[Records supplied]
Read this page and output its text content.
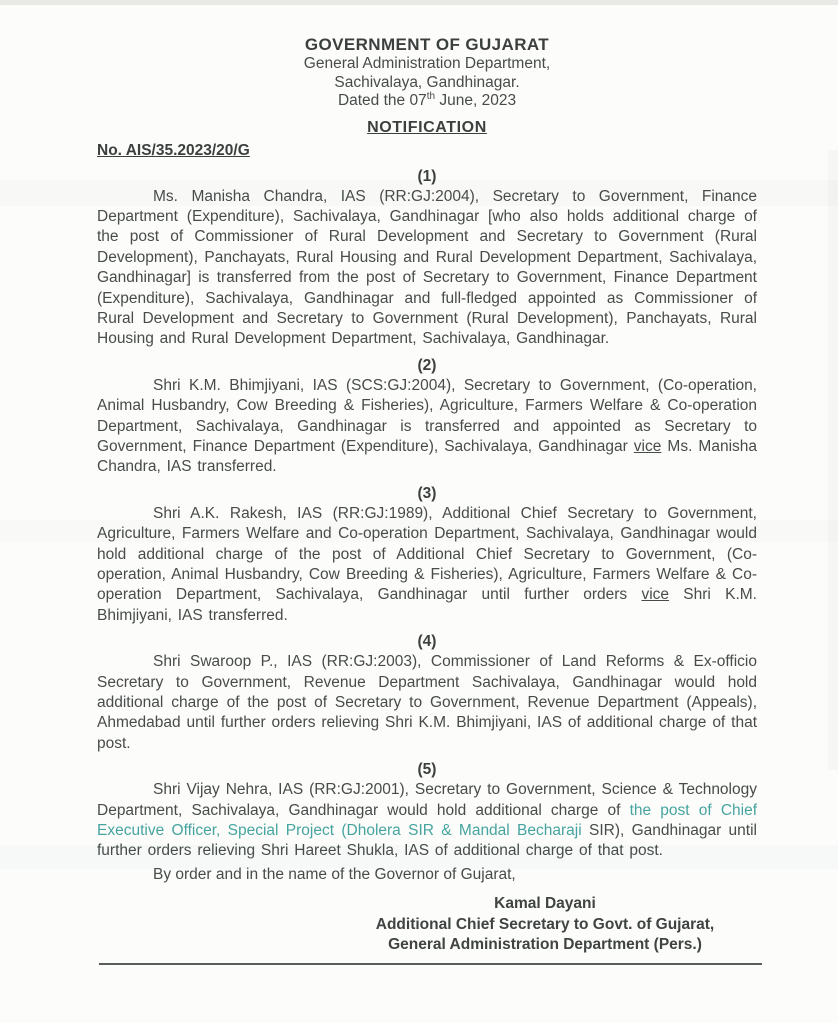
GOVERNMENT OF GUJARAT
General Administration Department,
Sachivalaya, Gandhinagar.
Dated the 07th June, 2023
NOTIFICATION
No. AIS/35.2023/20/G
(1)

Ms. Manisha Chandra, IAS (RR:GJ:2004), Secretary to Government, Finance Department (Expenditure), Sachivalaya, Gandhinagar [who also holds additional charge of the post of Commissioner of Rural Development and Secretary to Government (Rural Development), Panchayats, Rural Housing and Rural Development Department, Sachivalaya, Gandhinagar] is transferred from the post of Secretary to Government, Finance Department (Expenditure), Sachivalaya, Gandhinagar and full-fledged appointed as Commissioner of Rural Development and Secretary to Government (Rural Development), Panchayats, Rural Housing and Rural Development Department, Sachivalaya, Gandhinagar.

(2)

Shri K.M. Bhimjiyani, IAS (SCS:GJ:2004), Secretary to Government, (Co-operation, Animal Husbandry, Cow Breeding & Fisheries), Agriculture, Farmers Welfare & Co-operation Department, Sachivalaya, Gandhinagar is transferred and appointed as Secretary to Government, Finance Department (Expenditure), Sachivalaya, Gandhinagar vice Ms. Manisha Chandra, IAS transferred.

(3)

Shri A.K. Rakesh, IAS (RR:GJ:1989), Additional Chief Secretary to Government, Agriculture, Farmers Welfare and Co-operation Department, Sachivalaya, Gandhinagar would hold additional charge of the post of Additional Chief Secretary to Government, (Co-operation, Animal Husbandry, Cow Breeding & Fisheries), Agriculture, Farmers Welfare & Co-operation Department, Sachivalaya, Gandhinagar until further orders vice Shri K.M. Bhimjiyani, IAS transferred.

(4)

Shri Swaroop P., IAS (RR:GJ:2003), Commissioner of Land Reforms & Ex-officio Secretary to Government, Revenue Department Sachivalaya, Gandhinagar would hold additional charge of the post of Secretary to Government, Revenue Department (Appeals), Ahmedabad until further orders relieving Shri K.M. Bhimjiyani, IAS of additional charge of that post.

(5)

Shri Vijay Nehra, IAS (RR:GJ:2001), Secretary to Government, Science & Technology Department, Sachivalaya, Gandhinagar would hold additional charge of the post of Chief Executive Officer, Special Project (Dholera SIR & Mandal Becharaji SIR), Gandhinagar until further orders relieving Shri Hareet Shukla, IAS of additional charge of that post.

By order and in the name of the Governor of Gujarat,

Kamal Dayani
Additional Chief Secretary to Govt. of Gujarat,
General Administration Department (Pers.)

...

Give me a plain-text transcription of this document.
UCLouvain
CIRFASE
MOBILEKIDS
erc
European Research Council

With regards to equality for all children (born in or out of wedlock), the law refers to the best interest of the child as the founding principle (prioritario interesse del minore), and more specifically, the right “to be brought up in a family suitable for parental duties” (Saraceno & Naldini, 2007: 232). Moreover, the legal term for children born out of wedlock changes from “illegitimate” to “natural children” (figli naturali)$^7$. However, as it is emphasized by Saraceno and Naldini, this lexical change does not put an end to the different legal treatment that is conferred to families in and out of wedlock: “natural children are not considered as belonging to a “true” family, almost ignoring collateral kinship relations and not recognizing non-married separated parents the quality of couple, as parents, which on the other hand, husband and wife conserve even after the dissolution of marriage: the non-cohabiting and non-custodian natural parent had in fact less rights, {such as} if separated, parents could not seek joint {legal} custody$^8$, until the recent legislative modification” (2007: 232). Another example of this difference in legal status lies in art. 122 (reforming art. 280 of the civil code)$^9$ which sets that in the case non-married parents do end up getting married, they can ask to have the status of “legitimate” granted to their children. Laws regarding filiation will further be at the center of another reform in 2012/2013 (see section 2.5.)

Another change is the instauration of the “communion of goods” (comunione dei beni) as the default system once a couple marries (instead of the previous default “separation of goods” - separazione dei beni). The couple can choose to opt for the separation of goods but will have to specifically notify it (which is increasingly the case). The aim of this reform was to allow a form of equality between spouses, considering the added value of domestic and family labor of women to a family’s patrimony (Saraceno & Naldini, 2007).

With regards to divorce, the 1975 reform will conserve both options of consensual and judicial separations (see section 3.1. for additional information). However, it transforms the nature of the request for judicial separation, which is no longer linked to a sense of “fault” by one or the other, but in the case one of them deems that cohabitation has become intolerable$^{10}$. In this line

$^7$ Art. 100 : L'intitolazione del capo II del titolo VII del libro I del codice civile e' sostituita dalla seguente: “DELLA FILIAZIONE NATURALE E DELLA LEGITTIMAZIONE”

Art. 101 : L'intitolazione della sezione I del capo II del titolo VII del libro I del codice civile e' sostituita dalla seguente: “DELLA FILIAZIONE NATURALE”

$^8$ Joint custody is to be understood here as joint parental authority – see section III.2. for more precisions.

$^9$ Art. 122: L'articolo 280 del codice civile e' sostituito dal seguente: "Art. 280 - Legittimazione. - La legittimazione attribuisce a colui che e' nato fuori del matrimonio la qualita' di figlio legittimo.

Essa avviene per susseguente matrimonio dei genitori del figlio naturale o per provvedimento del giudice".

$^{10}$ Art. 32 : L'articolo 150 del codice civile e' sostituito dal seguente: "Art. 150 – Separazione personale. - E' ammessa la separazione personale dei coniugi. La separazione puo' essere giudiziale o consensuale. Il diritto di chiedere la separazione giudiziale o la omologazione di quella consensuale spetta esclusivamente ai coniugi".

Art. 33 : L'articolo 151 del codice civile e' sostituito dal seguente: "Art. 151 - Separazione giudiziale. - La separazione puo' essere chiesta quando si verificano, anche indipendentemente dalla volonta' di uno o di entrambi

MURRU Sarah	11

[Work instructions]
Go through the records. Copy each line where "Animal" appears.

[Correct answer]
Shri K.M. Bhimjiyani, IAS (SCS:GJ:2004), Secretary to Government, (Co-operation, Animal Husbandry, Cow Breeding & Fisheries), Agriculture, Farmers Welfare & Co-operation Department, Sachivalaya, Gandhinagar is transferred and appointed as Secretary to Government, Finance Department (Expenditure), Sachivalaya, Gandhinagar vice Ms. Manisha Chandra, IAS transferred.
Shri A.K. Rakesh, IAS (RR:GJ:1989), Additional Chief Secretary to Government, Agriculture, Farmers Welfare and Co-operation Department, Sachivalaya, Gandhinagar would hold additional charge of the post of Additional Chief Secretary to Government, (Co-operation, Animal Husbandry, Cow Breeding & Fisheries), Agriculture, Farmers Welfare & Co-operation Department, Sachivalaya, Gandhinagar until further orders vice Shri K.M. Bhimjiyani, IAS transferred.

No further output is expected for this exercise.